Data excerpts
>>>
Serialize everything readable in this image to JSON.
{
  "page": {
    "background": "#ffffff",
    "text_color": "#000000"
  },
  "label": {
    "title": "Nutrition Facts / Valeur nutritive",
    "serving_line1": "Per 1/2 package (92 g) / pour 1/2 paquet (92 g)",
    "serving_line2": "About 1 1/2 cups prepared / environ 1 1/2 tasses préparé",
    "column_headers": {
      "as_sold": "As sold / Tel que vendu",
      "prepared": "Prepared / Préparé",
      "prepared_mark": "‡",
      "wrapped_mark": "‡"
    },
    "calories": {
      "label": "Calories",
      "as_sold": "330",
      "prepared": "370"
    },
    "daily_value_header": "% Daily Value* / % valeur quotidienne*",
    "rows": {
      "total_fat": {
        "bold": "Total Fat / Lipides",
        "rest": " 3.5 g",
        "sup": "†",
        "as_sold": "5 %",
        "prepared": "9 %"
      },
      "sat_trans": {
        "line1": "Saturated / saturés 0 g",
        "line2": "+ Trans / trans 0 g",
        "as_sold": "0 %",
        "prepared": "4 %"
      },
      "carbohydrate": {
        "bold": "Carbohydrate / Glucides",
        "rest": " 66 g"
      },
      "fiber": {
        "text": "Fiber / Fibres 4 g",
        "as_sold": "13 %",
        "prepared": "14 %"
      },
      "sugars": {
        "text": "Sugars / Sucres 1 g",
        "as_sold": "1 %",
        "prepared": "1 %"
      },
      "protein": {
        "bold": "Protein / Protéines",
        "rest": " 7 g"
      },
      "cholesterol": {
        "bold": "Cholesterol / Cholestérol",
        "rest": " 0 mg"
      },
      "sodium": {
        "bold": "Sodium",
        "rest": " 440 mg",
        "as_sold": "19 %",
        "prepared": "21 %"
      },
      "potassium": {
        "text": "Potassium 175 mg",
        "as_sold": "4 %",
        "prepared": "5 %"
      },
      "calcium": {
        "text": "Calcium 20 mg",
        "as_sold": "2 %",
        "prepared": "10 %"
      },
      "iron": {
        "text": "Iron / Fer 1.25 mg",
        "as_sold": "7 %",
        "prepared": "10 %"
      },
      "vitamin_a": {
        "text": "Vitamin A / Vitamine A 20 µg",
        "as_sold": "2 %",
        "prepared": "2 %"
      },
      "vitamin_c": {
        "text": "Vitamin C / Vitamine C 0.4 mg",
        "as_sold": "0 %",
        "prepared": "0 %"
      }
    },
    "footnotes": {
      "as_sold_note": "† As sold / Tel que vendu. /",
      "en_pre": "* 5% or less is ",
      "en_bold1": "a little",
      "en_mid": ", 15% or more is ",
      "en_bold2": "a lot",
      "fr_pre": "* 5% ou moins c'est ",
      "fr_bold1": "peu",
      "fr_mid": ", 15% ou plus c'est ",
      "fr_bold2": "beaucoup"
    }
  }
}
<<<
-- Problem requirements --
What you return should be the records above, repeated exactly.

-- Output for this exercise --
Serialize everything readable in this image to JSON.
{
  "page": {
    "background": "#ffffff",
    "text_color": "#000000"
  },
  "label": {
    "title": "Nutrition Facts / Valeur nutritive",
    "serving_line1": "Per 1/2 package (92 g) / pour 1/2 paquet (92 g)",
    "serving_line2": "About 1 1/2 cups prepared / environ 1 1/2 tasses préparé",
    "column_headers": {
      "as_sold": "As sold / Tel que vendu",
      "prepared": "Prepared / Préparé",
      "prepared_mark": "‡",
      "wrapped_mark": "‡"
    },
    "calories": {
      "label": "Calories",
      "as_sold": "330",
      "prepared": "370"
    },
    "daily_value_header": "% Daily Value* / % valeur quotidienne*",
    "rows": {
      "total_fat": {
        "bold": "Total Fat / Lipides",
        "rest": " 3.5 g",
        "sup": "†",
        "as_sold": "5 %",
        "prepared": "9 %"
      },
      "sat_trans": {
        "line1": "Saturated / saturés 0 g",
        "line2": "+ Trans / trans 0 g",
        "as_sold": "0 %",
        "prepared": "4 %"
      },
      "carbohydrate": {
        "bold": "Carbohydrate / Glucides",
        "rest": " 66 g"
      },
      "fiber": {
        "text": "Fiber / Fibres 4 g",
        "as_sold": "13 %",
        "prepared": "14 %"
      },
      "sugars": {
        "text": "Sugars / Sucres 1 g",
        "as_sold": "1 %",
        "prepared": "1 %"
      },
      "protein": {
        "bold": "Protein / Protéines",
        "rest": " 7 g"
      },
      "cholesterol": {
        "bold": "Cholesterol / Cholestérol",
        "rest": " 0 mg"
      },
      "sodium": {
        "bold": "Sodium",
        "rest": " 440 mg",
        "as_sold": "19 %",
        "prepared": "21 %"
      },
      "potassium": {
        "text": "Potassium 175 mg",
        "as_sold": "4 %",
        "prepared": "5 %"
      },
      "calcium": {
        "text": "Calcium 20 mg",
        "as_sold": "2 %",
        "prepared": "10 %"
      },
      "iron": {
        "text": "Iron / Fer 1.25 mg",
        "as_sold": "7 %",
        "prepared": "10 %"
      },
      "vitamin_a": {
        "text": "Vitamin A / Vitamine A 20 µg",
        "as_sold": "2 %",
        "prepared": "2 %"
      },
      "vitamin_c": {
        "text": "Vitamin C / Vitamine C 0.4 mg",
        "as_sold": "0 %",
        "prepared": "0 %"
      }
    },
    "footnotes": {
      "as_sold_note": "† As sold / Tel que vendu. /",
      "en_pre": "* 5% or less is ",
      "en_bold1": "a little",
      "en_mid": ", 15% or more is ",
      "en_bold2": "a lot",
      "fr_pre": "* 5% ou moins c'est ",
      "fr_bold1": "peu",
      "fr_mid": ", 15% ou plus c'est ",
      "fr_bold2": "beaucoup"
    }
  }
}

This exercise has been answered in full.